Task item:
Without changing a single word, write out every entry.

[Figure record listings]
▬▬▬▬▬▬
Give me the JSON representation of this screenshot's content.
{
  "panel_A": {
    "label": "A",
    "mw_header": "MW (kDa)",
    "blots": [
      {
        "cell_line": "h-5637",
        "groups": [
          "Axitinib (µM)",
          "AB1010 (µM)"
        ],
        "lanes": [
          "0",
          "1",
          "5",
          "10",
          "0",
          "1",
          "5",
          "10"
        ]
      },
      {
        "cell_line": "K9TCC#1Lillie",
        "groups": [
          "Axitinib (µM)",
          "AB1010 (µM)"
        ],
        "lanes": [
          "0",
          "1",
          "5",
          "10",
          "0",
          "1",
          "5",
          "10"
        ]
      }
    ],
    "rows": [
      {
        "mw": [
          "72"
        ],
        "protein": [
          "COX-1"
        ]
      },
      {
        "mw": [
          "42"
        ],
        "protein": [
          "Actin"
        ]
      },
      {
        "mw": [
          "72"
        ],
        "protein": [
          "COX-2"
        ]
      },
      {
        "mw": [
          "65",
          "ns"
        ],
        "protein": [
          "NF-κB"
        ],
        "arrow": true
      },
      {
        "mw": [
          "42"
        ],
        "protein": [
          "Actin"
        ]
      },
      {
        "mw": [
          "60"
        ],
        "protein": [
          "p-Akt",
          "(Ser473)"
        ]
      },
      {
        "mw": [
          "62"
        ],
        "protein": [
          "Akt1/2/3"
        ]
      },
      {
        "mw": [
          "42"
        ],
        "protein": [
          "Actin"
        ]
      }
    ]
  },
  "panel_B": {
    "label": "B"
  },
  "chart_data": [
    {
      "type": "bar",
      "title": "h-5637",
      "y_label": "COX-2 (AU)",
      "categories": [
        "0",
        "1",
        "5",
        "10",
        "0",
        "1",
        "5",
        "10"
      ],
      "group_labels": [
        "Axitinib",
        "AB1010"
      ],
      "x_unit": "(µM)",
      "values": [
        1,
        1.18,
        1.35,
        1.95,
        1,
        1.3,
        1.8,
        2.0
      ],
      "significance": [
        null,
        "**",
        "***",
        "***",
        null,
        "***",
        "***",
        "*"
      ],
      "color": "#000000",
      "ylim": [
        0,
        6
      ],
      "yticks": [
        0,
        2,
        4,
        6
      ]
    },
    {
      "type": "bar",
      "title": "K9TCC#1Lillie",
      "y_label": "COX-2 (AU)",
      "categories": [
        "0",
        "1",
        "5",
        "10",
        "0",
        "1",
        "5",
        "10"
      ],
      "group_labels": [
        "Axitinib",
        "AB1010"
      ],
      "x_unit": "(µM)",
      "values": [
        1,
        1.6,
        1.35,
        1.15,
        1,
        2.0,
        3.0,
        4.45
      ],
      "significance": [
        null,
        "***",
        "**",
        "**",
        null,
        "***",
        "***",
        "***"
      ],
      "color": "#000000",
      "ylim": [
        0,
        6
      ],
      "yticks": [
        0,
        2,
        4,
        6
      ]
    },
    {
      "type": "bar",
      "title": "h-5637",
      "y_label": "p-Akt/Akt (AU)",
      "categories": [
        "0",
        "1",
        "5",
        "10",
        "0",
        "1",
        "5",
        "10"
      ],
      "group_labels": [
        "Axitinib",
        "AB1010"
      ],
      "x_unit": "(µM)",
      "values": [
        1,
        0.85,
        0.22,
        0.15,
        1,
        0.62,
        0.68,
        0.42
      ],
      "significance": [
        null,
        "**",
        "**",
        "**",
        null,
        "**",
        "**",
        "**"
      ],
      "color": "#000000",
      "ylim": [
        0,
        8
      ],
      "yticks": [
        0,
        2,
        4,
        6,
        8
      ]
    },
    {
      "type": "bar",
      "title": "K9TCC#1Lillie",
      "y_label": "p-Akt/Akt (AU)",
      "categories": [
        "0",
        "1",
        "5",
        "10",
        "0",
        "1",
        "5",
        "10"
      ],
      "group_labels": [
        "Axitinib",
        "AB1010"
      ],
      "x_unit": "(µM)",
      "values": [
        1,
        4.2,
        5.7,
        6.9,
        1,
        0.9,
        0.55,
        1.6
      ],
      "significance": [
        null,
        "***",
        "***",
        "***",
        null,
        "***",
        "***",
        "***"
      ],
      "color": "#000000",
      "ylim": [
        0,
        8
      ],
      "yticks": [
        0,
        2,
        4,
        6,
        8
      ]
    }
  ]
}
▬▬▬▬▬▬
Task output:
Give me the JSON representation of this screenshot's content.
{
  "panel_A": {
    "label": "A",
    "mw_header": "MW (kDa)",
    "blots": [
      {
        "cell_line": "h-5637",
        "groups": [
          "Axitinib (µM)",
          "AB1010 (µM)"
        ],
        "lanes": [
          "0",
          "1",
          "5",
          "10",
          "0",
          "1",
          "5",
          "10"
        ]
      },
      {
        "cell_line": "K9TCC#1Lillie",
        "groups": [
          "Axitinib (µM)",
          "AB1010 (µM)"
        ],
        "lanes": [
          "0",
          "1",
          "5",
          "10",
          "0",
          "1",
          "5",
          "10"
        ]
      }
    ],
    "rows": [
      {
        "mw": [
          "72"
        ],
        "protein": [
          "COX-1"
        ]
      },
      {
        "mw": [
          "42"
        ],
        "protein": [
          "Actin"
        ]
      },
      {
        "mw": [
          "72"
        ],
        "protein": [
          "COX-2"
        ]
      },
      {
        "mw": [
          "65",
          "ns"
        ],
        "protein": [
          "NF-κB"
        ],
        "arrow": true
      },
      {
        "mw": [
          "42"
        ],
        "protein": [
          "Actin"
        ]
      },
      {
        "mw": [
          "60"
        ],
        "protein": [
          "p-Akt",
          "(Ser473)"
        ]
      },
      {
        "mw": [
          "62"
        ],
        "protein": [
          "Akt1/2/3"
        ]
      },
      {
        "mw": [
          "42"
        ],
        "protein": [
          "Actin"
        ]
      }
    ]
  },
  "panel_B": {
    "label": "B"
  },
  "chart_data": [
    {
      "type": "bar",
      "title": "h-5637",
      "y_label": "COX-2 (AU)",
      "categories": [
        "0",
        "1",
        "5",
        "10",
        "0",
        "1",
        "5",
        "10"
      ],
      "group_labels": [
        "Axitinib",
        "AB1010"
      ],
      "x_unit": "(µM)",
      "values": [
        1,
        1.18,
        1.35,
        1.95,
        1,
        1.3,
        1.8,
        2.0
      ],
      "significance": [
        null,
        "**",
        "***",
        "***",
        null,
        "***",
        "***",
        "*"
      ],
      "color": "#000000",
      "ylim": [
        0,
        6
      ],
      "yticks": [
        0,
        2,
        4,
        6
      ]
    },
    {
      "type": "bar",
      "title": "K9TCC#1Lillie",
      "y_label": "COX-2 (AU)",
      "categories": [
        "0",
        "1",
        "5",
        "10",
        "0",
        "1",
        "5",
        "10"
      ],
      "group_labels": [
        "Axitinib",
        "AB1010"
      ],
      "x_unit": "(µM)",
      "values": [
        1,
        1.6,
        1.35,
        1.15,
        1,
        2.0,
        3.0,
        4.45
      ],
      "significance": [
        null,
        "***",
        "**",
        "**",
        null,
        "***",
        "***",
        "***"
      ],
      "color": "#000000",
      "ylim": [
        0,
        6
      ],
      "yticks": [
        0,
        2,
        4,
        6
      ]
    },
    {
      "type": "bar",
      "title": "h-5637",
      "y_label": "p-Akt/Akt (AU)",
      "categories": [
        "0",
        "1",
        "5",
        "10",
        "0",
        "1",
        "5",
        "10"
      ],
      "group_labels": [
        "Axitinib",
        "AB1010"
      ],
      "x_unit": "(µM)",
      "values": [
        1,
        0.85,
        0.22,
        0.15,
        1,
        0.62,
        0.68,
        0.42
      ],
      "significance": [
        null,
        "**",
        "**",
        "**",
        null,
        "**",
        "**",
        "**"
      ],
      "color": "#000000",
      "ylim": [
        0,
        8
      ],
      "yticks": [
        0,
        2,
        4,
        6,
        8
      ]
    },
    {
      "type": "bar",
      "title": "K9TCC#1Lillie",
      "y_label": "p-Akt/Akt (AU)",
      "categories": [
        "0",
        "1",
        "5",
        "10",
        "0",
        "1",
        "5",
        "10"
      ],
      "group_labels": [
        "Axitinib",
        "AB1010"
      ],
      "x_unit": "(µM)",
      "values": [
        1,
        4.2,
        5.7,
        6.9,
        1,
        0.9,
        0.55,
        1.6
      ],
      "significance": [
        null,
        "***",
        "***",
        "***",
        null,
        "***",
        "***",
        "***"
      ],
      "color": "#000000",
      "ylim": [
        0,
        8
      ],
      "yticks": [
        0,
        2,
        4,
        6,
        8
      ]
    }
  ]
}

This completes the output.